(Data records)

☆ ☆ ☆ ☆

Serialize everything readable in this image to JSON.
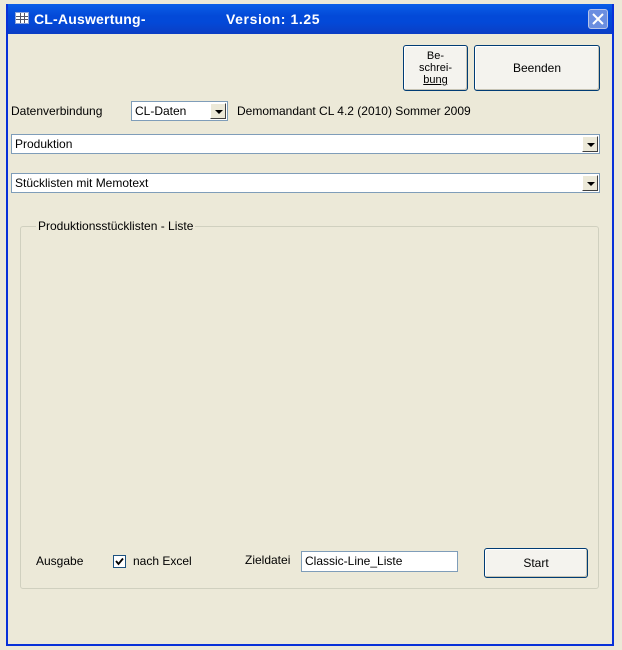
{
  "window": {
    "title": "CL-Auswertung-",
    "version": "Version: 1.25"
  },
  "toolbar": {
    "description_button_lines": [
      "Be-",
      "schrei-",
      "bung"
    ],
    "end_button": "Beenden"
  },
  "connection": {
    "label": "Datenverbindung",
    "selected": "CL-Daten",
    "info": "Demomandant CL 4.2 (2010) Sommer 2009"
  },
  "area_select": {
    "selected": "Produktion"
  },
  "report_select": {
    "selected": "Stücklisten mit Memotext"
  },
  "group": {
    "legend": "Produktionsstücklisten - Liste",
    "output_label": "Ausgabe",
    "excel_checkbox": {
      "label": "nach Excel",
      "checked": true
    },
    "target_label": "Zieldatei",
    "target_value": "Classic-Line_Liste",
    "start_button": "Start"
  }
}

☆ ☆ ☆ ☆

- [Directions for this task] Do not copy the pictures, but repeat every line exactly.

- [Solution]
Serialize everything readable in this image to JSON.
{
  "window": {
    "title": "CL-Auswertung-",
    "version": "Version: 1.25"
  },
  "toolbar": {
    "description_button_lines": [
      "Be-",
      "schrei-",
      "bung"
    ],
    "end_button": "Beenden"
  },
  "connection": {
    "label": "Datenverbindung",
    "selected": "CL-Daten",
    "info": "Demomandant CL 4.2 (2010) Sommer 2009"
  },
  "area_select": {
    "selected": "Produktion"
  },
  "report_select": {
    "selected": "Stücklisten mit Memotext"
  },
  "group": {
    "legend": "Produktionsstücklisten - Liste",
    "output_label": "Ausgabe",
    "excel_checkbox": {
      "label": "nach Excel",
      "checked": true
    },
    "target_label": "Zieldatei",
    "target_value": "Classic-Line_Liste",
    "start_button": "Start"
  }
}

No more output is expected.